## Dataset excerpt
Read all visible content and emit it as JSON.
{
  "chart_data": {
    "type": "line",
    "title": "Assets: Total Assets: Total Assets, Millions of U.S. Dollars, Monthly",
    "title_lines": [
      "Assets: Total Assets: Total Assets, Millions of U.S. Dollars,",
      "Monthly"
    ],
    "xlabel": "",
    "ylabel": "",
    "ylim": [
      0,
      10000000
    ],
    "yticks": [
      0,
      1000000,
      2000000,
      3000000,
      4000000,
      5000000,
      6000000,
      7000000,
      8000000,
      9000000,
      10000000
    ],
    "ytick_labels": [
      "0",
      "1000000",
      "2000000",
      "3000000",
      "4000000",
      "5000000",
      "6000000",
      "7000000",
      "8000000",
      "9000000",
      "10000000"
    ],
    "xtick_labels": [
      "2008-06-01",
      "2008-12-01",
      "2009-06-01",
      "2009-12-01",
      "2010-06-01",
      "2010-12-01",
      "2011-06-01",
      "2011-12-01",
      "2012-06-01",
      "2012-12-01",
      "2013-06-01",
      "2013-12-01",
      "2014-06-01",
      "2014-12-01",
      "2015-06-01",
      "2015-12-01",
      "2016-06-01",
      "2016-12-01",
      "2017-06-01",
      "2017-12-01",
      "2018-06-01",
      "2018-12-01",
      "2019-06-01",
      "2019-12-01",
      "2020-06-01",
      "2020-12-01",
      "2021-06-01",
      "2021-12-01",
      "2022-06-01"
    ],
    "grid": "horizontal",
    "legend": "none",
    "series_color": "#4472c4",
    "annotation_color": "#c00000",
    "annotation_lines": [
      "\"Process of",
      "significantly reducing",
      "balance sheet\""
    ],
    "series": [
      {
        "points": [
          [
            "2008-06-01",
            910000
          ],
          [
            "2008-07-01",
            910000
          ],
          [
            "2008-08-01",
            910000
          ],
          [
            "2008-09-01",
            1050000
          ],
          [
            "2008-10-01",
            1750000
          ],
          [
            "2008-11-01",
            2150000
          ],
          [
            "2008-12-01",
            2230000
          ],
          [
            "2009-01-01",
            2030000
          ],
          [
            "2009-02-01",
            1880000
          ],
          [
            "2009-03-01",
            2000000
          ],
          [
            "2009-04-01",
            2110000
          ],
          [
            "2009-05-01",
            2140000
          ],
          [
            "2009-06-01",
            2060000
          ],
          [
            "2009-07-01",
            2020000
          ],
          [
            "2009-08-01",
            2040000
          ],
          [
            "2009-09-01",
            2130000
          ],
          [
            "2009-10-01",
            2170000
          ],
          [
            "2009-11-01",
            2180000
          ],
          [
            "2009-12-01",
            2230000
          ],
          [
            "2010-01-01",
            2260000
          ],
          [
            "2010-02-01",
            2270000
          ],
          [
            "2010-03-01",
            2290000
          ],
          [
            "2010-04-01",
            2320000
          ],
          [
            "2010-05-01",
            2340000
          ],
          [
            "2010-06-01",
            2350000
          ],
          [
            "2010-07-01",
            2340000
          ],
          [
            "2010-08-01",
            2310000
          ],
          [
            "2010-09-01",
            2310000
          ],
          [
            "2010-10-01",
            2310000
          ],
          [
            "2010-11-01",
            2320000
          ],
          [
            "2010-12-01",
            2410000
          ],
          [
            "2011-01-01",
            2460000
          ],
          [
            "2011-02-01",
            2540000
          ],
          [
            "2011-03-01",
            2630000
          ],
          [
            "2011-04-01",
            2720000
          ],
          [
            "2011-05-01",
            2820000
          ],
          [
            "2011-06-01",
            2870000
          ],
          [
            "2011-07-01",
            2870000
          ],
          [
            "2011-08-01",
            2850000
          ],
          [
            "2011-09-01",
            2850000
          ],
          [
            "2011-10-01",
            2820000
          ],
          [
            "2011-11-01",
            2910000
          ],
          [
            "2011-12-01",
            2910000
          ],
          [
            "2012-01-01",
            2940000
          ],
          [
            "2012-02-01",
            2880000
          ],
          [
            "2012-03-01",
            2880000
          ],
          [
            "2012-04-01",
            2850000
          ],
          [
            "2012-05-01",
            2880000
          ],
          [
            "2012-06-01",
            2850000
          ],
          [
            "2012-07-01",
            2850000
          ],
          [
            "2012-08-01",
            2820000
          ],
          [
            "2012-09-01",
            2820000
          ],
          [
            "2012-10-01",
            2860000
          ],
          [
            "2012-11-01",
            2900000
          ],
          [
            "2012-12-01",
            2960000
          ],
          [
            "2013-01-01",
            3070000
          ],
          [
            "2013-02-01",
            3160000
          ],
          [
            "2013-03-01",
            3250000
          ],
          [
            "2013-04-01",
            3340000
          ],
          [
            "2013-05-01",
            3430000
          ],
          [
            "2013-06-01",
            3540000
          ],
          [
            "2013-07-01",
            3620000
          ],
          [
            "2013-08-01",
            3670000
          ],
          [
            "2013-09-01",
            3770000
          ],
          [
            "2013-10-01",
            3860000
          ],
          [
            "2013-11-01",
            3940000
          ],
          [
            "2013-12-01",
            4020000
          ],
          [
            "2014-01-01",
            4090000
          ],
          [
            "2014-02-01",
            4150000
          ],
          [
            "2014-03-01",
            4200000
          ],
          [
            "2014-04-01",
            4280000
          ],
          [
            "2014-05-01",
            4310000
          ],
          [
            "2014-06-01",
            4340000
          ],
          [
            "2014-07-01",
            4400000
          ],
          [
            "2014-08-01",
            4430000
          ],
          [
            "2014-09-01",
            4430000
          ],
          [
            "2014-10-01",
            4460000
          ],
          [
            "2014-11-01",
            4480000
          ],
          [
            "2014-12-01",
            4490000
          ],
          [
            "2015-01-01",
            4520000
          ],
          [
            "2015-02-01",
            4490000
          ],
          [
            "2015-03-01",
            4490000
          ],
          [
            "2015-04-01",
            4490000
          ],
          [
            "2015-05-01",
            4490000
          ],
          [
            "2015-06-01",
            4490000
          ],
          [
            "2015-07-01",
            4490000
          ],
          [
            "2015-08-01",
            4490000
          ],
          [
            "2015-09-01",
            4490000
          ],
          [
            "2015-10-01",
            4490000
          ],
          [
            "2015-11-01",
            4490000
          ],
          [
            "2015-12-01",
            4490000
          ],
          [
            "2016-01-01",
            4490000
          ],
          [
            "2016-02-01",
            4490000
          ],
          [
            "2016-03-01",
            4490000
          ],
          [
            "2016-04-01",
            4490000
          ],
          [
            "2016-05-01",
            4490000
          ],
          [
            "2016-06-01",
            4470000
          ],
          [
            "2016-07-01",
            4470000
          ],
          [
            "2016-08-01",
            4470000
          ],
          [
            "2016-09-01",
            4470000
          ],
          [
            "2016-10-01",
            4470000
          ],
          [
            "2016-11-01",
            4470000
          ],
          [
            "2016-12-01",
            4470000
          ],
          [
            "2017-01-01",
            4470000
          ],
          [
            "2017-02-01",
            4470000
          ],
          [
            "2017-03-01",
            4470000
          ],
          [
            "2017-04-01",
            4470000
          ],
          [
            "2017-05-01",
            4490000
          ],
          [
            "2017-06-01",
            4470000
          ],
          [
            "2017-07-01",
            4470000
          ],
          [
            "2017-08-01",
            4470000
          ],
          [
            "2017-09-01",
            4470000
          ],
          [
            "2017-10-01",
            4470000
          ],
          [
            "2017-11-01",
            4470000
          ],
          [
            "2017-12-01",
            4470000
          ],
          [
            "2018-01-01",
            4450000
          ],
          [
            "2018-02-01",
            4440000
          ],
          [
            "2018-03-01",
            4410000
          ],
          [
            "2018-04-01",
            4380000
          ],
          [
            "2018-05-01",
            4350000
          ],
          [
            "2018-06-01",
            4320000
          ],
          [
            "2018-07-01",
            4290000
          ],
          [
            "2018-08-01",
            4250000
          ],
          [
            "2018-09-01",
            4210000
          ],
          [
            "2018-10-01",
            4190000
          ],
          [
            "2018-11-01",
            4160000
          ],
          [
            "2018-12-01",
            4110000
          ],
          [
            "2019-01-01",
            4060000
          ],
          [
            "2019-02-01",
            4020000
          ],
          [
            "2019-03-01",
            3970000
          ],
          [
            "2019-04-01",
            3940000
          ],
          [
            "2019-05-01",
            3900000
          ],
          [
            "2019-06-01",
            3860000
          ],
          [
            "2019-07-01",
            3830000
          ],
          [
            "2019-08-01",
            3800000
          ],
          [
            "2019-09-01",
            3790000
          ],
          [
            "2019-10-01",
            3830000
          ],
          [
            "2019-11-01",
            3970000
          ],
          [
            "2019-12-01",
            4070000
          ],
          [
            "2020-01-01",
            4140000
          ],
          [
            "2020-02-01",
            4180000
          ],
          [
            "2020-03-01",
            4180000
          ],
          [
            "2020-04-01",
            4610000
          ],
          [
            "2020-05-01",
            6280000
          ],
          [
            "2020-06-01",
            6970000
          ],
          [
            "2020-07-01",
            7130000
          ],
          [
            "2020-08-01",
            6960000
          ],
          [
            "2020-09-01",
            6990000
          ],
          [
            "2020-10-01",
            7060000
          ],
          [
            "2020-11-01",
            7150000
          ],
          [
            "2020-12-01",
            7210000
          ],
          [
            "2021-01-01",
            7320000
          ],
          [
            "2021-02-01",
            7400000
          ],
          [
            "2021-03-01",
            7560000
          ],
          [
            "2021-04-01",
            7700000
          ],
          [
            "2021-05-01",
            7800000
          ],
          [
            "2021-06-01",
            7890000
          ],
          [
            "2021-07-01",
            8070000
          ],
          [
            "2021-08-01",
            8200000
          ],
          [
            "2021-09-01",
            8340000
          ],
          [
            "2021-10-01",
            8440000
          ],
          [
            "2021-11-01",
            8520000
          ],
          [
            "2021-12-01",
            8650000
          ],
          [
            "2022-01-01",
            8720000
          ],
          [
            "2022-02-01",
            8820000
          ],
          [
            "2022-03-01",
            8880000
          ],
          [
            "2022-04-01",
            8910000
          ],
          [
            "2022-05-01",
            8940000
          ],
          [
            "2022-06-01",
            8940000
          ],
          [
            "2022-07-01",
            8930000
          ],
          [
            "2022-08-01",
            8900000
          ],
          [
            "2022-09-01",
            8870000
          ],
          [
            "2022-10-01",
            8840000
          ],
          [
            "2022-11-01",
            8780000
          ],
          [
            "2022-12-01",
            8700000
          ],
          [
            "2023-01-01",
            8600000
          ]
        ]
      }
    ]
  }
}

## TO DO
Scan the records above for the string "Total", then select every line that holds it.

## REPLY
    "title": "Assets: Total Assets: Total Assets, Millions of U.S. Dollars, Monthly",
      "Assets: Total Assets: Total Assets, Millions of U.S. Dollars,",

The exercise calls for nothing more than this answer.